--- BEGIN RAW RECORDS ---

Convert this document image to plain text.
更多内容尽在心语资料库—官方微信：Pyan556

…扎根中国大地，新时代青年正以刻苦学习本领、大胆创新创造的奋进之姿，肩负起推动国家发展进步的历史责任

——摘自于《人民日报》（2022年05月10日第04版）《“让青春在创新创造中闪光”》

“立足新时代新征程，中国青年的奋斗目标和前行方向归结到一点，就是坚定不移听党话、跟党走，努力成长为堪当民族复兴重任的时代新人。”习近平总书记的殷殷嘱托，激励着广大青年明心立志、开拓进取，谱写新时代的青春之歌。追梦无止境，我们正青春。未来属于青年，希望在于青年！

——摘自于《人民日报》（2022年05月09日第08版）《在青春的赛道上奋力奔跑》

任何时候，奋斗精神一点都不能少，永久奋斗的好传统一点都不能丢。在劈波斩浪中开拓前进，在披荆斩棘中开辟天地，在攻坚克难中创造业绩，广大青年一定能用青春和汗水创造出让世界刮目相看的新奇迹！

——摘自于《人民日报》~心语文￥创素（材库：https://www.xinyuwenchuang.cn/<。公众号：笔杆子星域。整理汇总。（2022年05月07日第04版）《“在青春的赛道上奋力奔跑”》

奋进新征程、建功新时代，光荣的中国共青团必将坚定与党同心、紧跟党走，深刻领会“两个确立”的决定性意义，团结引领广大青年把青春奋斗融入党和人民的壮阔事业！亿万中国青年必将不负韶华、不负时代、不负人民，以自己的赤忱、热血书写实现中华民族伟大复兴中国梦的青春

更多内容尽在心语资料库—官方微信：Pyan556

--- END RAW RECORDS ---

= EXERCISE REQUIREMENTS =
Retype every entry above, word for word.

= WRITTEN RESPONSE =
Convert this document image to plain text.
更多内容尽在心语资料库—官方微信：Pyan556

…扎根中国大地，新时代青年正以刻苦学习本领、大胆创新创造的奋进之姿，肩负起推动国家发展进步的历史责任

——摘自于《人民日报》（2022年05月10日第04版）《“让青春在创新创造中闪光”》

“立足新时代新征程，中国青年的奋斗目标和前行方向归结到一点，就是坚定不移听党话、跟党走，努力成长为堪当民族复兴重任的时代新人。”习近平总书记的殷殷嘱托，激励着广大青年明心立志、开拓进取，谱写新时代的青春之歌。追梦无止境，我们正青春。未来属于青年，希望在于青年！

——摘自于《人民日报》（2022年05月09日第08版）《在青春的赛道上奋力奔跑》

任何时候，奋斗精神一点都不能少，永久奋斗的好传统一点都不能丢。在劈波斩浪中开拓前进，在披荆斩棘中开辟天地，在攻坚克难中创造业绩，广大青年一定能用青春和汗水创造出让世界刮目相看的新奇迹！

——摘自于《人民日报》~心语文￥创素（材库：https://www.xinyuwenchuang.cn/<。公众号：笔杆子星域。整理汇总。（2022年05月07日第04版）《“在青春的赛道上奋力奔跑”》

奋进新征程、建功新时代，光荣的中国共青团必将坚定与党同心、紧跟党走，深刻领会“两个确立”的决定性意义，团结引领广大青年把青春奋斗融入党和人民的壮阔事业！亿万中国青年必将不负韶华、不负时代、不负人民，以自己的赤忱、热血书写实现中华民族伟大复兴中国梦的青春

更多内容尽在心语资料库—官方微信：Pyan556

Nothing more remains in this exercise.